Directions: Write out the entries below once more, exactly, with the pictures left out.

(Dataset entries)

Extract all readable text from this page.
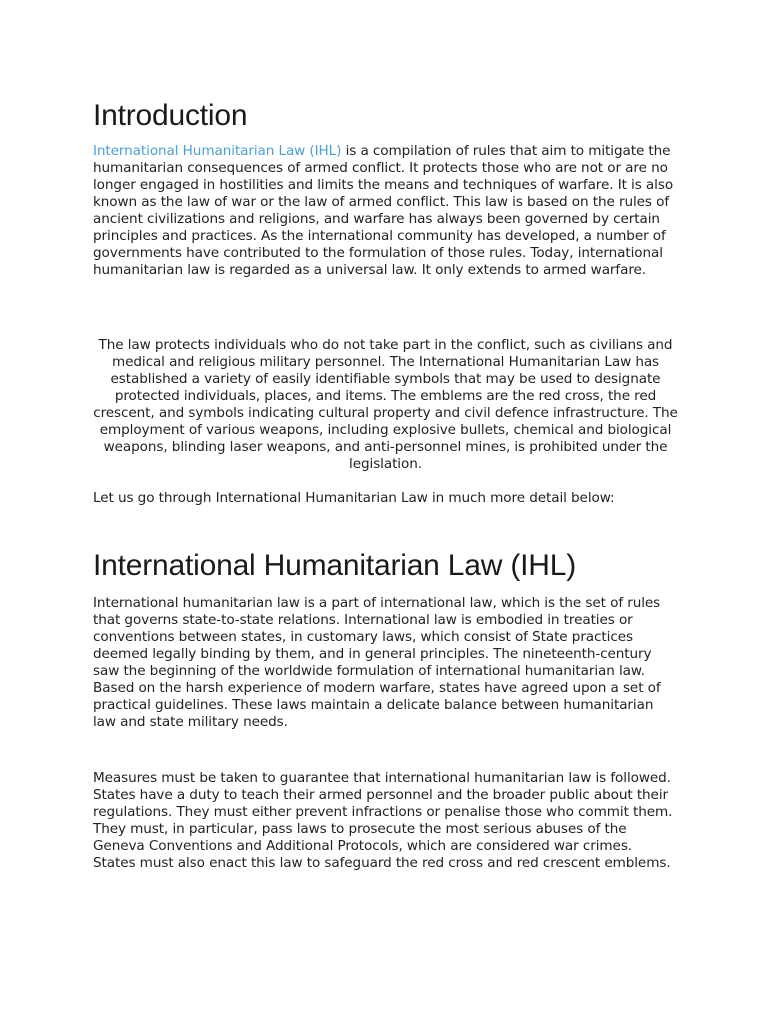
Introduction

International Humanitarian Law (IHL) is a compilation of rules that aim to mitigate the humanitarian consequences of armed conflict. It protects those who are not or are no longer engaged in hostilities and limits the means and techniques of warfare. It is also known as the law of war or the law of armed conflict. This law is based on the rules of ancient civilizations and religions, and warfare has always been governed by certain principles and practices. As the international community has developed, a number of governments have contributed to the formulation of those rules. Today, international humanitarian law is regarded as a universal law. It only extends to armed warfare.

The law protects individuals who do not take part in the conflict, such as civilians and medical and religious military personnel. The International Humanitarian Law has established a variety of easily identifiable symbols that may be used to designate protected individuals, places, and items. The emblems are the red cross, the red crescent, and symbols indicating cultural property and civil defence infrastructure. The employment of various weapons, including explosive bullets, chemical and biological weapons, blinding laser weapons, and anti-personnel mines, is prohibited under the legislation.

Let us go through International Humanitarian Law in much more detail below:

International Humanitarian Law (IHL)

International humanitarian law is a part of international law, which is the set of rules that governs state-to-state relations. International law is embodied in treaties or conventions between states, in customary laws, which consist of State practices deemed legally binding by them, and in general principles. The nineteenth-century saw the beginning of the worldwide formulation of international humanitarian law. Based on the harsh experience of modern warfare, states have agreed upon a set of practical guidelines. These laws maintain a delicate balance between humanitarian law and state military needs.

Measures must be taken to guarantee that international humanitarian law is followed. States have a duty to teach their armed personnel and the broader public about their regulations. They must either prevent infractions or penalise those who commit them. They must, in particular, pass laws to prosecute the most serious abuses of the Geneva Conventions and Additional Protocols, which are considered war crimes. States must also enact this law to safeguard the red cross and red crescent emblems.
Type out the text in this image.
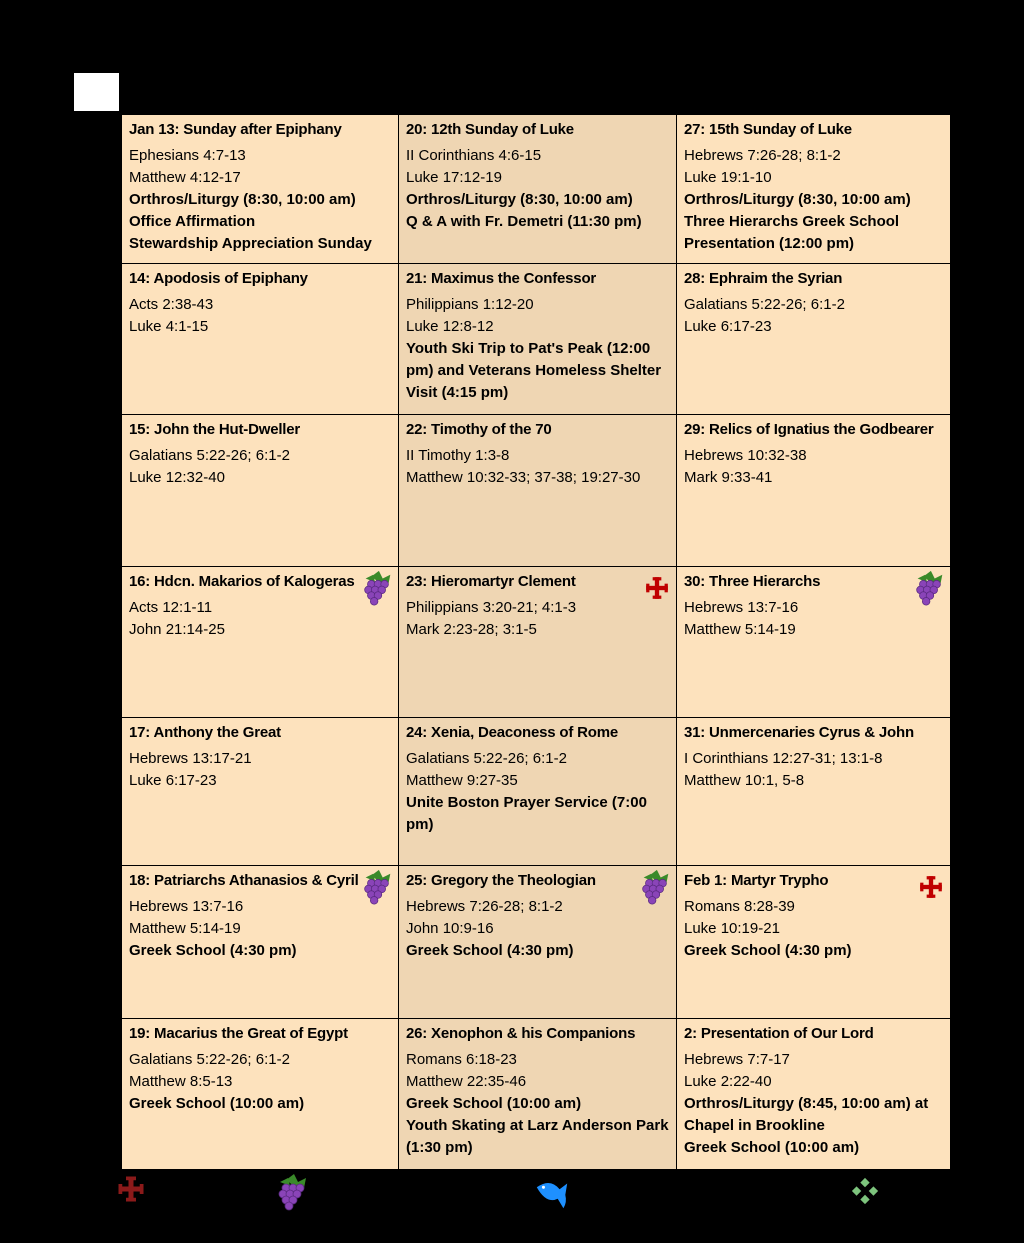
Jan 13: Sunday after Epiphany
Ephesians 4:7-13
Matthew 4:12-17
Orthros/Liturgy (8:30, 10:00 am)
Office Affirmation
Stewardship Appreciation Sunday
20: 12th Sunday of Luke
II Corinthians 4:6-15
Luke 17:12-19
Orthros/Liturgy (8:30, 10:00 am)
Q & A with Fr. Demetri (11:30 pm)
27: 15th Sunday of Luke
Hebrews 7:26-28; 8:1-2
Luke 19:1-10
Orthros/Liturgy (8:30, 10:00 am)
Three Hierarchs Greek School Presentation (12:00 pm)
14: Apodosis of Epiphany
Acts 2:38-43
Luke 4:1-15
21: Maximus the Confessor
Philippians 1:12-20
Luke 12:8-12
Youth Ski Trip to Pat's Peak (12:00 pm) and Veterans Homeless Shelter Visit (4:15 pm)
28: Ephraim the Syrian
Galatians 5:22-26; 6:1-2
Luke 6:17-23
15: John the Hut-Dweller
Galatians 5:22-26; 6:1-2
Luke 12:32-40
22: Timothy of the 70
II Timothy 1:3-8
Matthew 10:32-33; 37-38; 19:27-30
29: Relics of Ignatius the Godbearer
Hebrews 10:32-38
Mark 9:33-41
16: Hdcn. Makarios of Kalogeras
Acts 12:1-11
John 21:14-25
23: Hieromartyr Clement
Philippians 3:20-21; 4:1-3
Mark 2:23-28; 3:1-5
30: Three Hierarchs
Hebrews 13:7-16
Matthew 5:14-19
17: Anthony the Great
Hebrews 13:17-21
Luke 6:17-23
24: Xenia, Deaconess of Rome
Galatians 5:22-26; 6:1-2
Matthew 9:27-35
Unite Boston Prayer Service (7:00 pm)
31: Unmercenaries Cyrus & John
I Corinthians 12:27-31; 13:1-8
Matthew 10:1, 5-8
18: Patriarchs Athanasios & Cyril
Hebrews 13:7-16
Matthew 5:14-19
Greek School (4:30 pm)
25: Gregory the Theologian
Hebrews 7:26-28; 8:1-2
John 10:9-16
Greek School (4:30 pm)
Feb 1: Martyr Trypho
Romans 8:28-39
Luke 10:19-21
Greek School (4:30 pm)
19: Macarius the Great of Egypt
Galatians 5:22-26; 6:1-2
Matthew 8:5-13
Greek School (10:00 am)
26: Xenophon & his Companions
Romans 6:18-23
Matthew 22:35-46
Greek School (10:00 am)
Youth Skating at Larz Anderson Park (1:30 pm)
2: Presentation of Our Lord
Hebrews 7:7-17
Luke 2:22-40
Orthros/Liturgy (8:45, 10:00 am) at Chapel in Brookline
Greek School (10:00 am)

Result of this exercise:
Extract all readable text from this page.
Introduction

International Humanitarian Law (IHL) is a compilation of rules that aim to mitigate the humanitarian consequences of armed conflict. It protects those who are not or are no longer engaged in hostilities and limits the means and techniques of warfare. It is also known as the law of war or the law of armed conflict. This law is based on the rules of ancient civilizations and religions, and warfare has always been governed by certain principles and practices. As the international community has developed, a number of governments have contributed to the formulation of those rules. Today, international humanitarian law is regarded as a universal law. It only extends to armed warfare.

The law protects individuals who do not take part in the conflict, such as civilians and medical and religious military personnel. The International Humanitarian Law has established a variety of easily identifiable symbols that may be used to designate protected individuals, places, and items. The emblems are the red cross, the red crescent, and symbols indicating cultural property and civil defence infrastructure. The employment of various weapons, including explosive bullets, chemical and biological weapons, blinding laser weapons, and anti-personnel mines, is prohibited under the legislation.

Let us go through International Humanitarian Law in much more detail below:

International Humanitarian Law (IHL)

International humanitarian law is a part of international law, which is the set of rules that governs state-to-state relations. International law is embodied in treaties or conventions between states, in customary laws, which consist of State practices deemed legally binding by them, and in general principles. The nineteenth-century saw the beginning of the worldwide formulation of international humanitarian law. Based on the harsh experience of modern warfare, states have agreed upon a set of practical guidelines. These laws maintain a delicate balance between humanitarian law and state military needs.

Measures must be taken to guarantee that international humanitarian law is followed. States have a duty to teach their armed personnel and the broader public about their regulations. They must either prevent infractions or penalise those who commit them. They must, in particular, pass laws to prosecute the most serious abuses of the Geneva Conventions and Additional Protocols, which are considered war crimes. States must also enact this law to safeguard the red cross and red crescent emblems.
Type out the text in this image.
Jan 13: Sunday after Epiphany
Ephesians 4:7-13
Matthew 4:12-17
Orthros/Liturgy (8:30, 10:00 am)
Office Affirmation
Stewardship Appreciation Sunday
20: 12th Sunday of Luke
II Corinthians 4:6-15
Luke 17:12-19
Orthros/Liturgy (8:30, 10:00 am)
Q & A with Fr. Demetri (11:30 pm)
27: 15th Sunday of Luke
Hebrews 7:26-28; 8:1-2
Luke 19:1-10
Orthros/Liturgy (8:30, 10:00 am)
Three Hierarchs Greek School Presentation (12:00 pm)
14: Apodosis of Epiphany
Acts 2:38-43
Luke 4:1-15
21: Maximus the Confessor
Philippians 1:12-20
Luke 12:8-12
Youth Ski Trip to Pat's Peak (12:00 pm) and Veterans Homeless Shelter Visit (4:15 pm)
28: Ephraim the Syrian
Galatians 5:22-26; 6:1-2
Luke 6:17-23
15: John the Hut-Dweller
Galatians 5:22-26; 6:1-2
Luke 12:32-40
22: Timothy of the 70
II Timothy 1:3-8
Matthew 10:32-33; 37-38; 19:27-30
29: Relics of Ignatius the Godbearer
Hebrews 10:32-38
Mark 9:33-41
16: Hdcn. Makarios of Kalogeras
Acts 12:1-11
John 21:14-25
23: Hieromartyr Clement
Philippians 3:20-21; 4:1-3
Mark 2:23-28; 3:1-5
30: Three Hierarchs
Hebrews 13:7-16
Matthew 5:14-19
17: Anthony the Great
Hebrews 13:17-21
Luke 6:17-23
24: Xenia, Deaconess of Rome
Galatians 5:22-26; 6:1-2
Matthew 9:27-35
Unite Boston Prayer Service (7:00 pm)
31: Unmercenaries Cyrus & John
I Corinthians 12:27-31; 13:1-8
Matthew 10:1, 5-8
18: Patriarchs Athanasios & Cyril
Hebrews 13:7-16
Matthew 5:14-19
Greek School (4:30 pm)
25: Gregory the Theologian
Hebrews 7:26-28; 8:1-2
John 10:9-16
Greek School (4:30 pm)
Feb 1: Martyr Trypho
Romans 8:28-39
Luke 10:19-21
Greek School (4:30 pm)
19: Macarius the Great of Egypt
Galatians 5:22-26; 6:1-2
Matthew 8:5-13
Greek School (10:00 am)
26: Xenophon & his Companions
Romans 6:18-23
Matthew 22:35-46
Greek School (10:00 am)
Youth Skating at Larz Anderson Park (1:30 pm)
2: Presentation of Our Lord
Hebrews 7:7-17
Luke 2:22-40
Orthros/Liturgy (8:45, 10:00 am) at Chapel in Brookline
Greek School (10:00 am)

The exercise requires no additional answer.